短い課題 1:
農政の転換をめぐる国会答弁で、宮下国務大臣は基本法改正案をどの国会に提出することを目指しているか。
短い課題 2:
農政の転換をめぐる国会答弁で、宮下国務大臣が今を「大きな転換をしなければいけない」局面だとする理由を、本文に基づいて一〜三文で説明せよ。
短い課題 3:
農政の転換をめぐる国会答弁を、最後の発言に続けて書き継げ。

引用文:

━━━━

池畑委員 おおむね即したものであるというふうに答弁をいただきました。

 そこで、総理所信でも農政の転換という言葉が使われていました。何をどう転換するということなんでしょうかね。意見を多く聞き、機関紙の「自由民主」でも取り上げておられましたけれども、農政の憲法とまで取り上げておられます。幅広く聞かれているわけですから、是非そういった意見をきっちり取り入れていただきながら進めていただきたいというふうに思います。

 その中で、大臣、最後にお聞きさせていただきたいんですけれども、今、いろいろな意見があって、それを踏襲しているという話も聞かせていただきましたけれども、いろいろな補助金とか、そういった維持をするために都合がよいと考える勢力の方々の意見も当然反映されていくわけじゃないという部分も含めまして、宮下農林水産大臣の下、農政の転換をされる、そして、農業は強くなって、発展して、自給率も向上するとの御決意を、いま一度お聞かせいただきたいと思います。

宮下国務大臣 我が国の食料安全保障は、世界の人口増加、気候変動等の食料安全保障を取り巻く環境が変化していること、また環境等の持続可能性の取組への関心が高まっていること、また国内の人口減少に伴う食料供給を支える力への懸念、こうした大きな社会情勢の変化や課題に直面しておりますので、本当に大きな転換をしなければいけないという局面にあると思います。

 その転換を通じて、一言で申し上げれば、食料安全保障の確立に取り組んでいきたい、この一語に尽きるわけですけれども、そのためにも、先ほど来申し上げていますように、平時から国民一人一人の皆様への食料安全保障の確立、それから、国内農業生産の増大、輸入の安定確保、市場拡大に向けた輸出の拡大、適正な価格形成に向けた食料システムの構築、また、環境の面では持続可能な農業、食品産業への転換に向けたみどりの食料システム戦略による取組の強化、さらに、人口減少下でも持続可能で強固な食料供給基盤の確立に向けたスマート技術の活用による生産性の向上等々が重要だと考えています。

 以上のようなことを踏まえて、基本法が農政の基本的な方針としてふさわしいものとなりますように、令和六年の通常国会への基本法改正案提出に向けて、施策の具体化を進めるなど、しっかりと取り組んでまいりたいと考えております。

池畑委員 大臣が今ずっと紙を見てお話をしておられました。午前中、委員会でお話しのときに、大臣が紙を見ずにお話をされるときに勢いを感じさせていただきます。

 是非、紙を見ずに、もういま一度だけ、時間もありますので、大臣が紙を見ずに、ここを私が、農業の農政として、ここを改革するんだ、ここをこういうふうにするんだという思いを聞かせていただきたいと思います。

宮下国務大臣 午前中からの議論で申し上げましたように、多くのリスク、課題に直面しております。しかし、そこを乗り越える知恵もあるし、皆様の意欲と知恵でしっかりこれを乗り越えていく、まさに転換期に立っているのが今の我々だと思います。

━━━━

提供データ:
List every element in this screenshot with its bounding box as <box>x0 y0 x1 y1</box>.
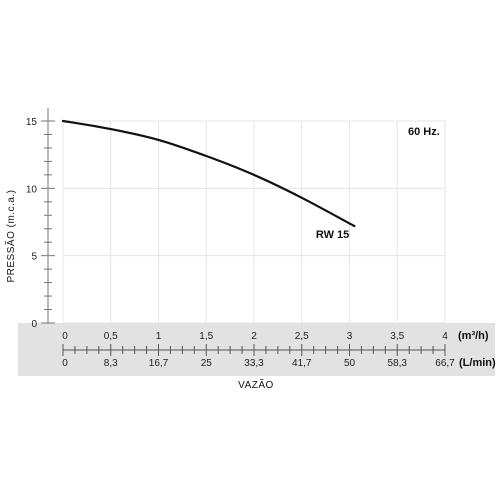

━━━━

課題の答え 1:
令和六年の通常国会である。

課題の答え 2:
世界の人口増加や気候変動などで食料安全保障を取り巻く環境が変わり、環境などの持続可能性への取り組みに対する関心も高まっているからである。加えて、国内の人口減少に伴って食料供給を支える力が懸念されており、こうした大きな社会情勢の変化や課題に直面しているためだと述べている。

課題の答え 3:
 全ての皆様のお知恵もいただきながら、その知恵も結集して、この農政の転換期、農政の憲法と言われる法律を新しくする、それと同時に、大きくみんなで農業を成長産業に転換していくんだという機運を高めていく、多くの皆さんにもそうした認識を持っていただいて、この危機を乗り越えて、未来に向かって発展する農業にしていきたいと思っております。

池畑委員 大臣、ありがとうございました。

 我々もしっかりと、対案を出して頑張ってまいりたいというふうに思いますので、今後ともよろしくお願いいたします。

 本日はありがとうございました。

野中委員長 次に、一谷勇一郎君。

一谷委員 日本維新の会の一谷勇一郎です。

 私は、福祉分野が専門なんですが、日本維新の会が全国政党になるべく、第一次産業、農林水産をしっかりやりたいという思いで志願をして参りました。どうぞ皆さんよろしくお願いをいたします。

 では、早速質問をさせていただきたいと思います。

 有機農業についてなんですが、有機農業を広げる目標があります。二〇三〇年に六万ヘクタール、二〇五〇年には百万ヘクタールということになっております。

 今現在、日本の中の有機農業を行っている面積を考えると、実現できるのかという思いもありますし、二〇三〇年から二〇五〇年の間の二〇四〇年に、参考資料のグラフを見ていると急激にぐっと上がっていくということで、これの理由が、次世代有機農業技術の確立ということになっています。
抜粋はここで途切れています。